Copy out the lines that include the word "базе".

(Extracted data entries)
________________________________________

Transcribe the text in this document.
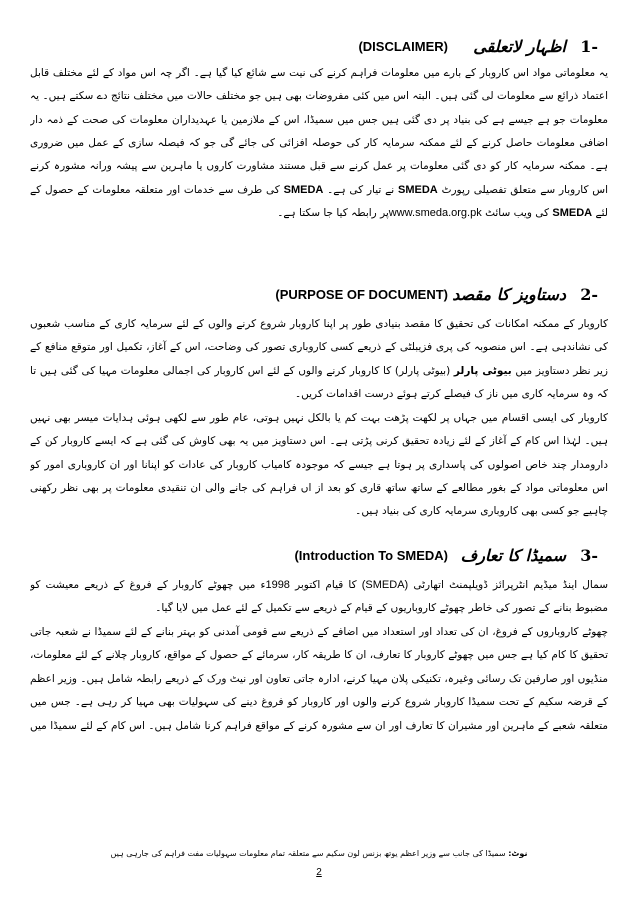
1-
اظہار لاتعلقی
(DISCLAIMER)
یہ معلوماتی مواد اس کاروبار کے بارے میں معلومات فراہم کرنے کی نیت سے شائع کیا گیا ہے۔ اگر چہ اس مواد کے لئے مختلف قابل اعتماد ذرائع سے معلومات لی گئی ہیں۔ البتہ اس میں کئی مفروضات بھی ہیں جو مختلف حالات میں مختلف نتائج دے سکتے ہیں۔ یہ معلومات جو ہے جیسے ہے کی بنیاد پر دی گئی ہیں جس میں سمیڈا، اس کے ملازمین یا عہدیداران معلومات کی صحت کے ذمہ دار
اضافی معلومات حاصل کرنے کے لئے ممکنہ سرمایہ کار کی حوصلہ افزائی کی جائے گی جو کہ فیصلہ سازی کے عمل میں ضروری ہے۔ ممکنہ سرمایہ کار کو دی گئی معلومات پر عمل کرنے سے قبل مستند مشاورت کاروں یا ماہرین سے پیشہ ورانہ مشورہ کرنے
اس کاروبار سے متعلق تفصیلی رپورٹ SMEDA نے تیار کی ہے۔ SMEDA کی طرف سے خدمات اور متعلقہ معلومات کے حصول کے لئے SMEDA کی ویب سائٹ www.smeda.org.pkپر رابطہ کیا جا سکتا ہے۔
2-
دستاویز کا مقصد
(PURPOSE OF DOCUMENT)
کاروبار کے ممکنہ امکانات کی تحقیق کا مقصد بنیادی طور پر اپنا کاروبار شروع کرنے والوں کے لئے سرمایہ کاری کے مناسب شعبوں کی نشاندہی ہے۔ اس منصوبہ کی پری فزیبلٹی کے ذریعے کسی کاروباری تصور کی وضاحت، اس کے آغاز، تکمیل اور متوقع منافع کے
زیر نظر دستاویز میں بیوٹی پارلر (بیوٹی پارلر) کا کاروبار کرنے والوں کے لئے اس کاروبار کی اجمالی معلومات مہیا کی گئی ہیں تا کہ وہ سرمایہ کاری میں ناز ک فیصلے کرتے ہوئے درست اقدامات کریں۔
کاروبار کی ایسی اقسام میں جہاں پر لکھت پڑھت بہت کم یا بالکل نہیں ہوتی، عام طور سے لکھی ہوئی ہدایات میسر بھی نہیں ہیں۔ لہٰذا اس کام کے آغاز کے لئے زیادہ تحقیق کرنی پڑتی ہے۔ اس دستاویز میں یہ بھی کاوش کی گئی ہے کہ ایسے کاروبار کن کے دارومدار چند خاص اصولوں کی پاسداری پر ہوتا ہے جیسے کہ موجودہ کامیاب کاروبار کی عادات کو اپنانا اور ان کاروباری امور کو
اس معلوماتی مواد کے بغور مطالعے کے ساتھ ساتھ قاری کو بعد از اں فراہم کی جانے والی ان تنقیدی معلومات پر بھی نظر رکھنی چاہیے جو کسی بھی کاروباری سرمایہ کاری کی بنیاد ہیں۔
3-
سمیڈا کا تعارف
(Introduction To SMEDA)
سمال اینڈ میڈیم انٹرپرائز ڈویلپمنٹ اتھارٹی (SMEDA) کا قیام اکتوبر 1998ء میں چھوٹے کاروبار کے فروغ کے ذریعے معیشت کو مضبوط بنانے کے تصور کی خاطر چھوٹے کاروباریوں کے قیام کے ذریعے سے تکمیل کے لئے عمل میں لایا گیا۔
چھوٹے کاروباروں کے فروغ، ان کی تعداد اور استعداد میں اضافے کے ذریعے سے قومی آمدنی کو بہتر بنانے کے لئے سمیڈا نے شعبہ جاتی تحقیق کا کام کیا ہے جس میں چھوٹے کاروبار کا تعارف، ان کا طریقہ کار، سرمائے کے حصول کے مواقع، کاروبار چلانے کے لئے معلومات، منڈیوں اور صارفین تک رسائی وغیرہ، تکنیکی پلان مہیا کرنے، ادارہ جاتی تعاون اور نیٹ ورک کے ذریعے رابطہ شامل ہیں۔ وزیر اعظم کے قرضہ سکیم کے تحت سمیڈا کاروبار شروع کرنے والوں اور کاروبار کو فروغ دینے کی سہولیات بھی مہیا کر رہی ہے۔ جس میں متعلقہ شعبے کے ماہرین اور مشیران کا تعارف اور ان سے مشورہ کرنے کے مواقع فراہم کرنا شامل ہیں۔ اس کام کے لئے سمیڈا میں
نوٹ: سمیڈا کی جانب سے وزیر اعظم یوتھ بزنس لون سکیم سے متعلقہ تمام معلومات سہولیات مفت فراہم کی جارہی ہیں
2
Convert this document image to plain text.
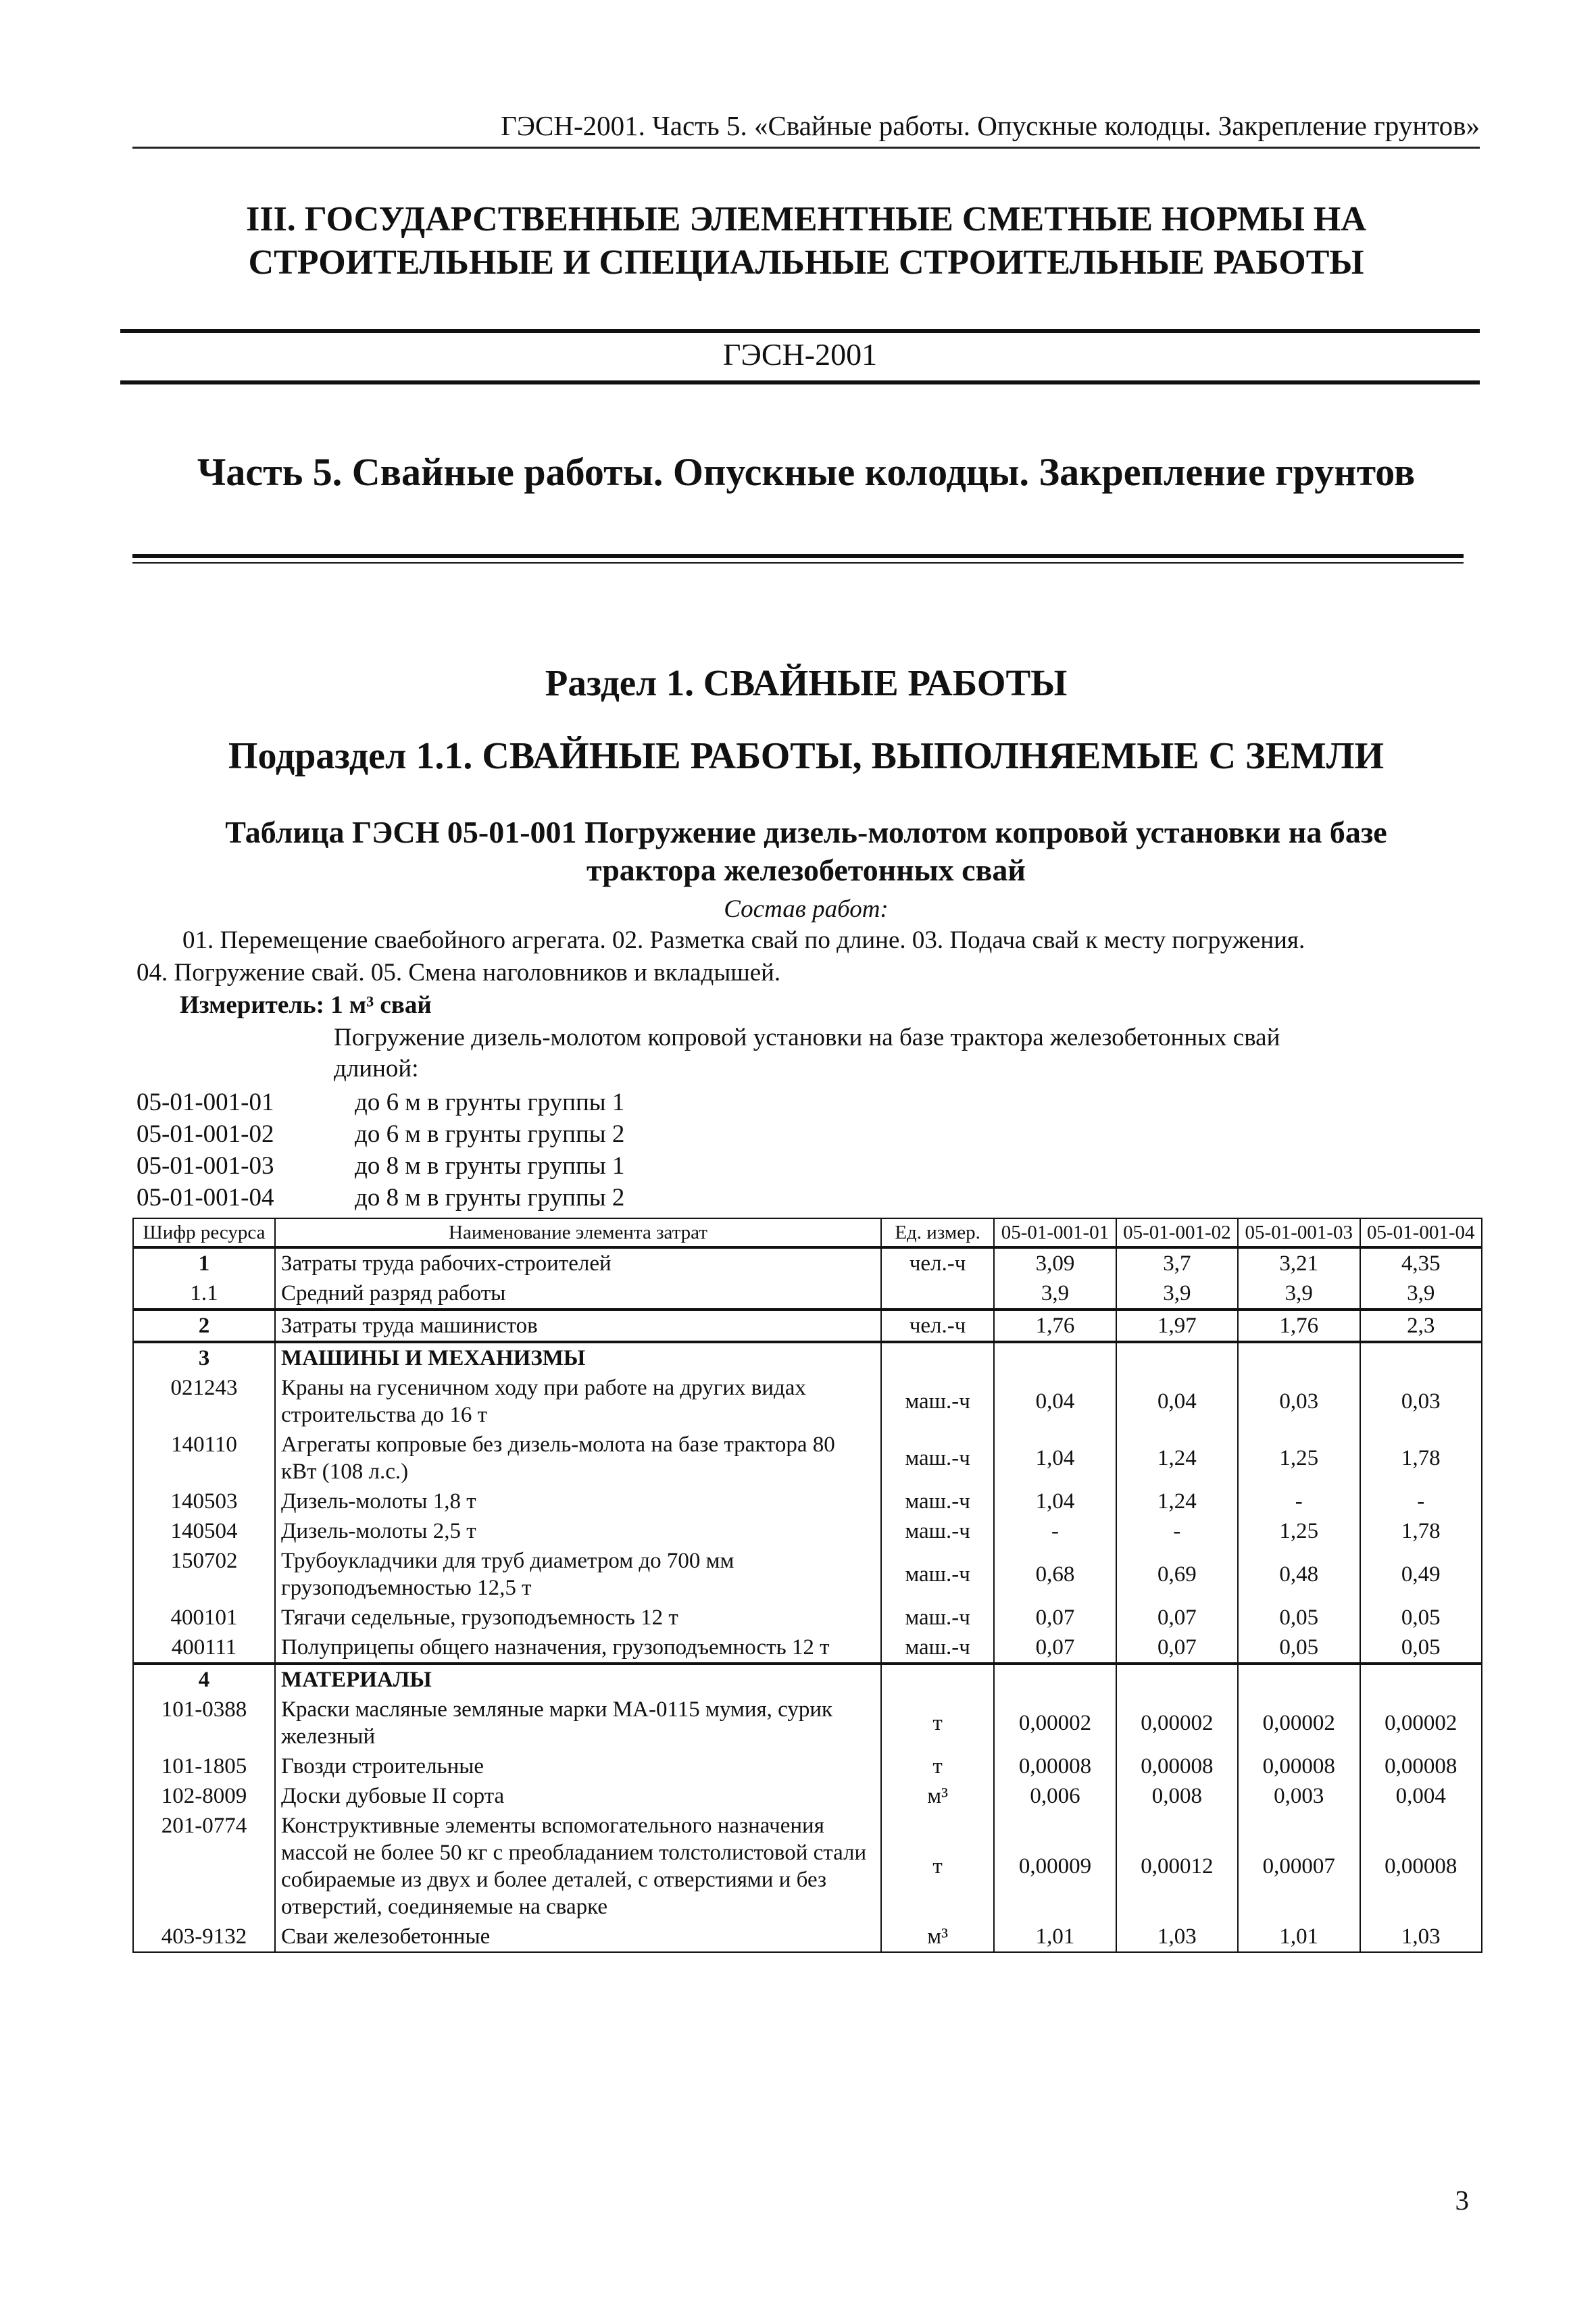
ГЭСН-2001. Часть 5. «Свайные работы. Опускные колодцы. Закрепление грунтов»
III. ГОСУДАРСТВЕННЫЕ ЭЛЕМЕНТНЫЕ СМЕТНЫЕ НОРМЫ НА
СТРОИТЕЛЬНЫЕ И СПЕЦИАЛЬНЫЕ СТРОИТЕЛЬНЫЕ РАБОТЫ
ГЭСН-2001
Часть 5. Свайные работы. Опускные колодцы. Закрепление грунтов
Раздел 1. СВАЙНЫЕ РАБОТЫ
Подраздел 1.1. СВАЙНЫЕ РАБОТЫ, ВЫПОЛНЯЕМЫЕ С ЗЕМЛИ
Таблица ГЭСН 05-01-001 Погружение дизель-молотом копровой установки на базе
трактора железобетонных свай
Состав работ:
01. Перемещение сваебойного агрегата. 02. Разметка свай по длине. 03. Подача свай к месту погружения.
04. Погружение свай. 05. Смена наголовников и вкладышей.
Измеритель: 1 м³ свай
Погружение дизель-молотом копровой установки на базе трактора железобетонных свай
длиной:
05-01-001-01	до 6 м в грунты группы 1
05-01-001-02	до 6 м в грунты группы 2
05-01-001-03	до 8 м в грунты группы 1
05-01-001-04	до 8 м в грунты группы 2
Шифр ресурса	Наименование элемента затрат	Ед. измер.	05-01-001-01	05-01-001-02	05-01-001-03	05-01-001-04
1	Затраты труда рабочих-строителей	чел.-ч	3,09	3,7	3,21	4,35
1.1	Средний разряд работы		3,9	3,9	3,9	3,9
2	Затраты труда машинистов	чел.-ч	1,76	1,97	1,76	2,3
3	МАШИНЫ И МЕХАНИЗМЫ					
021243	Краны на гусеничном ходу при работе на других видах строительства до 16 т	маш.-ч	0,04	0,04	0,03	0,03
140110	Агрегаты копровые без дизель-молота на базе трактора 80 кВт (108 л.с.)	маш.-ч	1,04	1,24	1,25	1,78
140503	Дизель-молоты 1,8 т	маш.-ч	1,04	1,24	-	-
140504	Дизель-молоты 2,5 т	маш.-ч	-	-	1,25	1,78
150702	Трубоукладчики для труб диаметром до 700 мм грузоподъемностью 12,5 т	маш.-ч	0,68	0,69	0,48	0,49
400101	Тягачи седельные, грузоподъемность 12 т	маш.-ч	0,07	0,07	0,05	0,05
400111	Полуприцепы общего назначения, грузоподъемность 12 т	маш.-ч	0,07	0,07	0,05	0,05
4	МАТЕРИАЛЫ					
101-0388	Краски масляные земляные марки МА-0115 мумия, сурик железный	т	0,00002	0,00002	0,00002	0,00002
101-1805	Гвозди строительные	т	0,00008	0,00008	0,00008	0,00008
102-8009	Доски дубовые II сорта	м³	0,006	0,008	0,003	0,004
201-0774	Конструктивные элементы вспомогательного назначения массой не более 50 кг с преобладанием толстолистовой стали собираемые из двух и более деталей, с отверстиями и без отверстий, соединяемые на сварке	т	0,00009	0,00012	0,00007	0,00008
403-9132	Сваи железобетонные	м³	1,01	1,03	1,01	1,03
3
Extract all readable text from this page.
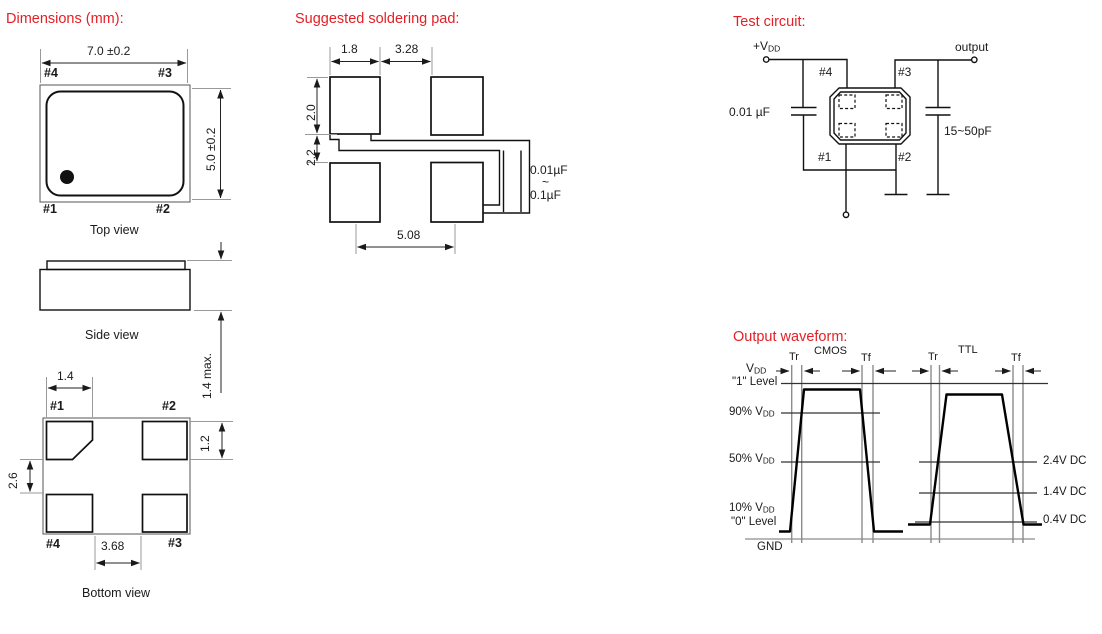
Dimensions (mm):	Suggested soldering pad:	Test circuit:
Output waveform:
7.0 ±0.2
#4	#3
#1	#2
Top view
5.0 ±0.2
Side view
1.4 max.
1.4
#1	#2
2.6
1.2
#4	#3
3.68
Bottom view
1.8	3.28
2.0
2.2
0.01µF
~
0.1µF
5.08
$+V_{DD}$	output
0.01 µF
15~50pF
#4	#3
#1	#2
CMOS	TTL
Tr	Tf	Tr	Tf
$V_{DD}$
"1" Level
90% $V_{DD}$
50% $V_{DD}$
10% $V_{DD}$
"0" Level
GND
2.4V DC
1.4V DC
0.4V DC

________________________________________

Output —
Таблица ГЭСН 05-01-001 Погружение дизель-молотом копровой установки на базе
Погружение дизель-молотом копровой установки на базе трактора железобетонных свай
140110	Агрегаты копровые без дизель-молота на базе трактора 80 кВт (108 л.с.)	маш.-ч	1,04	1,24	1,25	1,78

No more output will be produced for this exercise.